On Fri, 27 Mar 2009 09:22:33 +1100
Brendan Simon <Brendan@BrendanSimon.com> wrote:

> OK.  I think I see some differences in my goals to that of emdebian.

No, just differences between your goals and what multistrap can
currently achieve because the idea of multistrap evolved during work to
develop a make system for Emdebian on balloonboard. Emdebian supports
your goals as well as what is currently implemented.

> I don't need the target system to actually be running a true em/debian 
> system that can execute dpkg*, apt*, etc.
> 
> I just want to use em/debian binary packages and tools to create a 
> rootfs, which I can then program directly into flash.  The kernel would 
> then mount the rootfs (from flash) and boot the target system.

So you just need a smaller rootfs - OK, I'll look at an option in
multistrap that omits the Required: packages and leaves it completely
down to the list of packages specified. However, you will need to be
careful with that selection and that rootfs will still need perl and
glibc etc. It is still Grip.

#### Problem 1:
In the records, begin at the line that contains "series-line (68, 71, 649, 324)" and stop after the line that contains "x-tick-label: Aug (241, 390, 259, 401)". Present only those lines as a Markdown table with the columns "No." and "Entry", numbering each row and omitting any blank lines.
The records have no connection to the text above.

#### Available records:

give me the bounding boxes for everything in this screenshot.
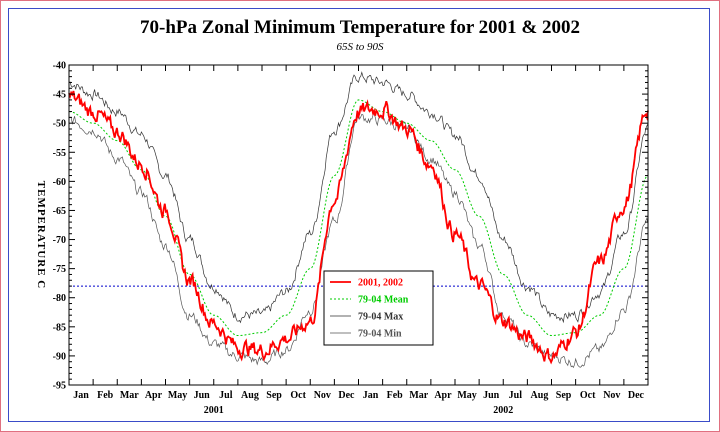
series-line (68, 71, 649, 324)
x-tick-label: Apr (145, 390, 163, 401)
legend-label: 79-04 Min (358, 329, 402, 340)
x-tick-label: Oct (290, 390, 306, 401)
y-tick-label: -50 (53, 119, 66, 130)
year-label: 2001 (204, 405, 224, 416)
chart-title: 70-hPa Zonal Minimum Temperature for 200… (140, 17, 580, 38)
x-tick-label: Aug (531, 390, 549, 401)
y-tick-label: -70 (53, 235, 66, 246)
legend-label: 2001, 2002 (358, 278, 403, 289)
x-tick-label: Aug (241, 390, 259, 401)
x-tick-label: Dec (338, 390, 355, 401)
y-tick-label: -80 (53, 293, 66, 304)
series-line (68, 90, 649, 365)
x-tick-label: Jan (363, 390, 379, 401)
x-tick-label: Nov (603, 390, 620, 401)
chart-subtitle: 65S to 90S (336, 41, 384, 53)
x-tick-label: Apr (434, 390, 452, 401)
legend-label: 79-04 Max (358, 312, 403, 323)
y-axis-label: TEMPERATURE C (35, 181, 47, 289)
x-tick-label: May (168, 390, 187, 401)
x-tick-label: Jul (509, 390, 523, 401)
legend-label: 79-04 Mean (358, 295, 409, 306)
x-tick-label: May (457, 390, 476, 401)
x-tick-label: Oct (580, 390, 596, 401)
x-tick-label: Feb (387, 390, 404, 401)
x-tick-label: Dec (628, 390, 645, 401)
y-tick-label: -55 (53, 148, 66, 159)
y-tick-label: -45 (53, 90, 66, 101)
y-tick-label: -75 (53, 264, 66, 275)
y-tick-label: -85 (53, 322, 66, 333)
x-tick-label: Jan (73, 390, 89, 401)
x-tick-label: Feb (97, 390, 114, 401)
x-tick-label: Jun (194, 390, 211, 401)
x-tick-label: Sep (556, 390, 572, 401)
x-tick-label: Mar (409, 390, 428, 401)
y-tick-label: -65 (53, 206, 66, 217)
x-tick-label: Sep (266, 390, 282, 401)
x-tick-label: Nov (314, 390, 331, 401)
axes: -40 -45 -50 -55 -60 -65 -70 -75 -80 -85 -90 -95 Jan F… (53, 61, 649, 416)
year-label: 2002 (493, 405, 513, 416)
inner-frame (8, 8, 710, 422)
y-tick-label: -40 (53, 61, 66, 72)
x-tick-label: Jun (483, 390, 500, 401)
x-tick-label: Mar (120, 390, 139, 401)
series-line (68, 99, 649, 336)
y-tick-label: -95 (53, 381, 66, 392)
legend: 2001, 2002 79-04 Mean 79-04 Max 79-04 Min (323, 270, 434, 346)
x-tick-label: Jul (219, 390, 233, 401)
y-tick-label: -60 (53, 177, 66, 188)
y-tick-label: -90 (53, 351, 66, 362)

#### Problem 2:
From the email about multistrap, extract the passage verbatim, beginning at the words "So you just" and stopping after the words "is still Grip.".

#### Written answer 1:
| No. | Entry |
|---|---|
| 1 | series-line (68, 71, 649, 324) |
| 2 | x-tick-label: Apr (145, 390, 163, 401) |
| 3 | legend-label: 79-04 Min (358, 329, 402, 340) |
| 4 | x-tick-label: Oct (290, 390, 306, 401) |
| 5 | y-tick-label: -50 (53, 119, 66, 130) |
| 6 | year-label: 2001 (204, 405, 224, 416) |
| 7 | chart-title: 70-hPa Zonal Minimum Temperature for 200… (140, 17, 580, 38) |
| 8 | x-tick-label: Aug (531, 390, 549, 401) |
| 9 | y-tick-label: -70 (53, 235, 66, 246) |
| 10 | legend-label: 2001, 2002 (358, 278, 403, 289) |
| 11 | x-tick-label: Aug (241, 390, 259, 401) |

#### Written answer 2:
So you just need a smaller rootfs - OK, I'll look at an option in
multistrap that omits the Required: packages and leaves it completely
down to the list of packages specified. However, you will need to be
careful with that selection and that rootfs will still need perl and
glibc etc. It is still Grip.